Some have written about the repatriation myth, but in this Breaking Analysis, we’ll share hard data from ETR and other sources that we feel debunks the repatriation narrative as it’s currently being promoted. We’ll also take this opportunity to do our quarterly cloud update and share with you our latest figures for the Big 4 vendors. 

The Evolving Cloud

Let’s start by acknowledging that the definition and concept of cloud is absolutely evolving and in this sense, much of the vendor marketing is valid. In particular, no longer is cloud a distant set of remote services that lives “up there in the cloud.” Cloud is increasingly becoming a ubiquitous, sensing, thinking, acting set of resources that touches nearly every aspect of our lives. The cloud is coming on-premises to a data center near you; and work is being done to connect clouds to each other while the cloud is also extending to the near and far edge. The bromide “the cloud is not a place, it’s an operating model” is becoming reality. 

Today’s cloud is not just compute, storage, connectivity and spare capacity. Increasingly it’s a variety of services to analyze data and predict/anticipate changes, monitor and interpret streams of information, apply machine intelligence to data to optimize business outcomes, tooling to share data, protect data, visualize data and bring data to life, supporting a new breed of innovative applications. 

Notice a theme? Data. Increasingly, the cloud generally, and AWS’ S3 and other object stores specifically are the universal place where lots of data lives from a variety of sources. Now that data may be coming from on-prem systems but the cloud is where organizations increasingly go to store, analyze and share data because the cloud vendors have the best platforms for data. 

This is part of why the repatriation narrative is dubious. Because the volume of data in the cloud is growing at rates faster than data on-prem– at least by 2000 basis points annually by our estimates. So cloud data is where much of the data action is happening; notwithstanding that plenty of transactions still occur on-prem.

The edge is the new wild west of tech. We’ll talk about edge in a moment as that presents a large opportunity. 

But a new era of application development is emerging with containers at the center. The concept of write once, run anywhere, in theory, allows developers to take advantage of systems that run on-prem (say transaction systems) and tap data from multiple sources in various locations, clouds and at the edge. Combined with the immense, cheap processing power we’ve discussed in previous episodes, a new breed of apps, powered by AI is hitting the market.

(RECORD LIST)
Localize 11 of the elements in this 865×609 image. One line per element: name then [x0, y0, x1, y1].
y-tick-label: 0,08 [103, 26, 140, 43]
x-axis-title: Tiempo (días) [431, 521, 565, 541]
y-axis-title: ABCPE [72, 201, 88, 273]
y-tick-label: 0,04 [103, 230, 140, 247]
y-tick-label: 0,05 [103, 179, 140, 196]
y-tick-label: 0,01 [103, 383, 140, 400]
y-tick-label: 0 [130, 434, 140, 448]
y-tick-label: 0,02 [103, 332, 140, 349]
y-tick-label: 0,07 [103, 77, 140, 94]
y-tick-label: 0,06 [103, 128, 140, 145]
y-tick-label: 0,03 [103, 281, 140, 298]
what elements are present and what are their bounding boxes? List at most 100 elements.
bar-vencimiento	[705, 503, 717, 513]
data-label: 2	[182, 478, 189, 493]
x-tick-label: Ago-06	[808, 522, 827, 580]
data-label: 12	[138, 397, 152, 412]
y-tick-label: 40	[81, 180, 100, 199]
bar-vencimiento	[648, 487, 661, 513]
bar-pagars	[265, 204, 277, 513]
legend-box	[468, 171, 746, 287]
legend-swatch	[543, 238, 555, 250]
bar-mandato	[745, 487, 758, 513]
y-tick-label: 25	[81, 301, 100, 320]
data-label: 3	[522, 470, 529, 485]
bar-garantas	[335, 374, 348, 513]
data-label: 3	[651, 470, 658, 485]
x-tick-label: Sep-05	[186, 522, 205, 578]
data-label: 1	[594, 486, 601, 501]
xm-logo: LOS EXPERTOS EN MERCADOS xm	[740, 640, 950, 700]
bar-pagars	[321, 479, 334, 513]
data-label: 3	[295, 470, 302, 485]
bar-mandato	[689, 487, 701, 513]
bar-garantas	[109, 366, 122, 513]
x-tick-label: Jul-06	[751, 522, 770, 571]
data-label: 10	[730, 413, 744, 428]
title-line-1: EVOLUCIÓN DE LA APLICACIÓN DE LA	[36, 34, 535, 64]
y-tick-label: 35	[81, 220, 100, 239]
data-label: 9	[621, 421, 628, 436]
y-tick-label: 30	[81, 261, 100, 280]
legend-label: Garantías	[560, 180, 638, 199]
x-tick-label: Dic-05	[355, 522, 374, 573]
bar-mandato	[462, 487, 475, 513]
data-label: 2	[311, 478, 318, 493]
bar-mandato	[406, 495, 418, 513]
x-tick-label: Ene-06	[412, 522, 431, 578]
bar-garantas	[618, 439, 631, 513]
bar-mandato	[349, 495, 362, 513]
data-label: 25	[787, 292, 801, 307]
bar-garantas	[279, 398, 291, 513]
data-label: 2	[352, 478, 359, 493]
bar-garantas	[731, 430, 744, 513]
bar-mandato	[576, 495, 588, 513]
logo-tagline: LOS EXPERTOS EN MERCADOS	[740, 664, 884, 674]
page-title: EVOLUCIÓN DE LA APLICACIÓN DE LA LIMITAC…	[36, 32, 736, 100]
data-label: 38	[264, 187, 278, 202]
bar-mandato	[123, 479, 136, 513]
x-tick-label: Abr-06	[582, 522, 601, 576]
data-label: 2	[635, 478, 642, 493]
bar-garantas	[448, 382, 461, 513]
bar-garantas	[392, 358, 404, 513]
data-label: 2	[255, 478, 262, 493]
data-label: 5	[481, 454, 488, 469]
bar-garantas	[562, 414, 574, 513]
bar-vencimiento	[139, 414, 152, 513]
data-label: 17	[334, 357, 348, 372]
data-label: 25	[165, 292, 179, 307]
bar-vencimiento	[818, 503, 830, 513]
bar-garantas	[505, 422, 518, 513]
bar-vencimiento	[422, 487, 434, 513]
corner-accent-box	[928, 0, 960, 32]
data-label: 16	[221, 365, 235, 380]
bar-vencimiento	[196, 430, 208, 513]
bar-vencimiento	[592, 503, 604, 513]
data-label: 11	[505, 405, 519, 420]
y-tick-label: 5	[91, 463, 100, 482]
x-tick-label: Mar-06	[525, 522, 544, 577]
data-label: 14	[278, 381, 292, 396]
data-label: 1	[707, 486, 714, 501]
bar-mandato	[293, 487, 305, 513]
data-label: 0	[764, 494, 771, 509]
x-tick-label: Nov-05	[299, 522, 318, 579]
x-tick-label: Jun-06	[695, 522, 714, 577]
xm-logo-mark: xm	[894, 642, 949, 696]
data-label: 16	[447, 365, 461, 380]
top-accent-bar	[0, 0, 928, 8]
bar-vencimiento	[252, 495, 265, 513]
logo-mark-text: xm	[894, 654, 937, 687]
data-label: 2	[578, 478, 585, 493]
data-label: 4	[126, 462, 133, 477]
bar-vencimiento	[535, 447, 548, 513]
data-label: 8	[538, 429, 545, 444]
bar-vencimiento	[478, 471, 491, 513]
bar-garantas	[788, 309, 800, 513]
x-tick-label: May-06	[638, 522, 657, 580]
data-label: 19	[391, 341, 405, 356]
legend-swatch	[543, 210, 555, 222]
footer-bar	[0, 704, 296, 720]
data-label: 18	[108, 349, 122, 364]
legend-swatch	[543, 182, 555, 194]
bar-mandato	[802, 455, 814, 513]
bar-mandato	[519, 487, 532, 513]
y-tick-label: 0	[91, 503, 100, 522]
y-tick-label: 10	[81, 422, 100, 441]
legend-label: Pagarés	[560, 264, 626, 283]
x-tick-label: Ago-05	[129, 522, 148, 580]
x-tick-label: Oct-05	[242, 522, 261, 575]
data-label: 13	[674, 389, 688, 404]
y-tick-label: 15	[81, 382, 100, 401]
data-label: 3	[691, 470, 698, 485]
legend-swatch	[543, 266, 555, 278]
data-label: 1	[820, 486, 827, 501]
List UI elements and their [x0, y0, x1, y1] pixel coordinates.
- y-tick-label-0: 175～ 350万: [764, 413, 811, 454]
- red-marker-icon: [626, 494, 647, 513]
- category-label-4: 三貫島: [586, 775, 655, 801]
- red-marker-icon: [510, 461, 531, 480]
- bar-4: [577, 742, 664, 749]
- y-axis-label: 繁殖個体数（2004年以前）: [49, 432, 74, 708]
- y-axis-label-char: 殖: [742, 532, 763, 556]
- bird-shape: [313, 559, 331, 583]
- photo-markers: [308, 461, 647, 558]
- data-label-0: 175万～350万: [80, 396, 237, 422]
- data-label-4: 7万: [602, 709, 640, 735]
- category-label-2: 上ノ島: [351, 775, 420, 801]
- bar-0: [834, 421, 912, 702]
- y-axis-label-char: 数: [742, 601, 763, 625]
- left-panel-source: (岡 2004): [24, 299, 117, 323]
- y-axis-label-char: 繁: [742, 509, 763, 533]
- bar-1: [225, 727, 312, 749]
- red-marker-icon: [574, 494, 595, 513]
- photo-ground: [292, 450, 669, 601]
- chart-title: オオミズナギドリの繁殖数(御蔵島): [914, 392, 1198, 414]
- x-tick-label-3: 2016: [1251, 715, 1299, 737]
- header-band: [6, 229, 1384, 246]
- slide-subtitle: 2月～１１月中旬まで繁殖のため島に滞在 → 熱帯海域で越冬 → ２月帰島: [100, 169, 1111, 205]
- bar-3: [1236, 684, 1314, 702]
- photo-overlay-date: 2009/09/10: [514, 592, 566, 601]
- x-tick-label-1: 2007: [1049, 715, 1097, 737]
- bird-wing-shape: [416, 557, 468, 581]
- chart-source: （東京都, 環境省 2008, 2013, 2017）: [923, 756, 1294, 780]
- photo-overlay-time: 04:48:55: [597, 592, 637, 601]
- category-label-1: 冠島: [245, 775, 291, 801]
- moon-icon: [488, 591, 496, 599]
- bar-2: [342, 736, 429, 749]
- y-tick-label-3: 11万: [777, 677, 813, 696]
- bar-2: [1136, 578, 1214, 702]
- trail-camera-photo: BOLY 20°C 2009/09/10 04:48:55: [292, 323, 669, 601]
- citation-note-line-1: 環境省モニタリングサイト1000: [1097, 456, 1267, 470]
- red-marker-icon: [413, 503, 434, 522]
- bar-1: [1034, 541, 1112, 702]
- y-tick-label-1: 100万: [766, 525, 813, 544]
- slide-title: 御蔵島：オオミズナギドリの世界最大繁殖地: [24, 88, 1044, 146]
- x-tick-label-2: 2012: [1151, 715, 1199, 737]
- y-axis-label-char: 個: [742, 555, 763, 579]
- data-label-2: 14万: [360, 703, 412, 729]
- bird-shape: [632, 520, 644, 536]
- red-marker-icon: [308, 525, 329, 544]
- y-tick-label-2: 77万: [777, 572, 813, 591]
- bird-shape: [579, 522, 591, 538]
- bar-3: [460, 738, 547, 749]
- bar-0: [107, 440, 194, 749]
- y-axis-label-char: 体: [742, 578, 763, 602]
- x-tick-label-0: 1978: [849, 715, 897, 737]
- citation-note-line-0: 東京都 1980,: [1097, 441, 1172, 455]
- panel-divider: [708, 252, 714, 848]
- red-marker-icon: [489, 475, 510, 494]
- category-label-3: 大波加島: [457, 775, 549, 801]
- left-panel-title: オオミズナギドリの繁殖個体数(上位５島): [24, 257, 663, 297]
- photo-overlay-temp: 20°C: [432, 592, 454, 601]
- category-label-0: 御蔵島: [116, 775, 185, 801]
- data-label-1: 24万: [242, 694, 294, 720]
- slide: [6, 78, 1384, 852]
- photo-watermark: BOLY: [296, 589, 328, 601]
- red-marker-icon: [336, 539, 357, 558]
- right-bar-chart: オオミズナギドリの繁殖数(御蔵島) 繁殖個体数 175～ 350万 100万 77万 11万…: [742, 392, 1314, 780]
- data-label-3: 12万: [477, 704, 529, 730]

(TASKS FOR THIS EXERCISE)
1 - Output the entries unchanged, beginning with their first line and stopping after the line that contains "y-tick-label: 0,03 [103, 281, 140, 298]".
2 - Continue the excerpt on the evolving cloud from where it stops.
The cloud computing excerpt and the entries are separate, unrelated material.

(TASK-BY-TASK OUTPUTS)
1 -
Localize 11 of the elements in this 865×609 image. One line per element: name then [x0, y0, x1, y1].
y-tick-label: 0,08 [103, 26, 140, 43]
x-axis-title: Tiempo (días) [431, 521, 565, 541]
y-axis-title: ABCPE [72, 201, 88, 273]
y-tick-label: 0,04 [103, 230, 140, 247]
y-tick-label: 0,05 [103, 179, 140, 196]
y-tick-label: 0,01 [103, 383, 140, 400]
y-tick-label: 0 [130, 434, 140, 448]
y-tick-label: 0,02 [103, 332, 140, 349]
y-tick-label: 0,07 [103, 77, 140, 94]
y-tick-label: 0,06 [103, 128, 140, 145]
y-tick-label: 0,03 [103, 281, 140, 298]

2 -
This is not a zero sum game. The big cloud vendors have given the world an infrastructure gift by spending like crazy – more than $100B last year on CAPEX for example. And in our view, the players that don’t own a cloud should stop being so defensive about it, thank the hyperscalers and lay out a vision as to how they will create a new abstraction layer on top of the public cloud. And that’s what they’re doing and will all claim to be actively working on but consider the pace of play between the hyperscalers and the traditional on-prem providers. We believe the innovation gap is widening– meaning the public cloud players are accelerating their innovation lead and will 100% compete for hybrid applications. And they have the resources, developer affinity, custom silicon expertise and TAM expansion goals that loom large. 

So while it’s not a zero sum game, and hybrid is definitely real, we think the cloud vendors continue to gain share most rapidly, unless the on-prem crowd can move faster.  

Now of course there’s the edge and that’s a wildcard but it seems that again, the cloud players are well-positioned to innovate with custom silicon, programmable infrastructure, CAPEX buildouts at the edge and new thinking around systems architectures.  

Cloud Adoption has Tracked Other Major Technologies

You hear many marketing messages that call into question the public cloud. At its recent Think conference, IBM CEO Arvind Krishna said that only about 25% of workloads had moved into the public cloud. And he made the statement that this might surprise you – implying you might think it’s much higher. 

We are not surprised by that figure, especially if you narrow it to mission critical work, which IBM does in its annual report. Regardless, we think there are other ways to measure adoption. The chart above from David Moschella’s book Seeing Digital shows the adoption rates for major innovations over the past century and the number of years it took to get to 50% household adoption. Electricity took a long time as did telephones with the need for last mile infrastructure. Radios and TVs were much faster given the lower infrastructure requirements. PCs actually took a long time and the Web around nine years from when the Mosaic browser was introduced. 

We took a stab at the bottom of the chart, estimating the pace of adoption of public cloud and within a decade it reached 50% adoption in top enterprises. Today that figure is easily north of 90%.  

Enterprise Cloud Adoption Drives Massive Growth for the public cloud. 

We’ve updated our quarterly cloud figures and share the results below. 

The chart above shows our latest estimates for the Big 4 cloud players, with updated Alibaba figures based on their earnings report from May 13th after the close. These final figures are generally in line with the preliminary projections we conveyed in the video below, which was recorded prior to Alibaba’s earnings release. Alibaba’s March quarter growth rates came in slightly lower than we expected but did not materially change these figures. 

Remember, AWS and Alibaba report relatively clean IaaS figures so we use survey data, community input and financial analysis to estimate the actual numbers for Microsoft and Google. 

In Q1 2021, we estimate that the Big 4 IaaS and PaaS revenue approached $27B as shown in the highlighted column. That figure represents about 40% growth relative to Q1 2020. So our trailing twelve month calculations put us at $94B and we’re now on a roughly $108B run rate. As you may recall, we’ve predicted that figure will surpass $115B by year end when it’s all said and done.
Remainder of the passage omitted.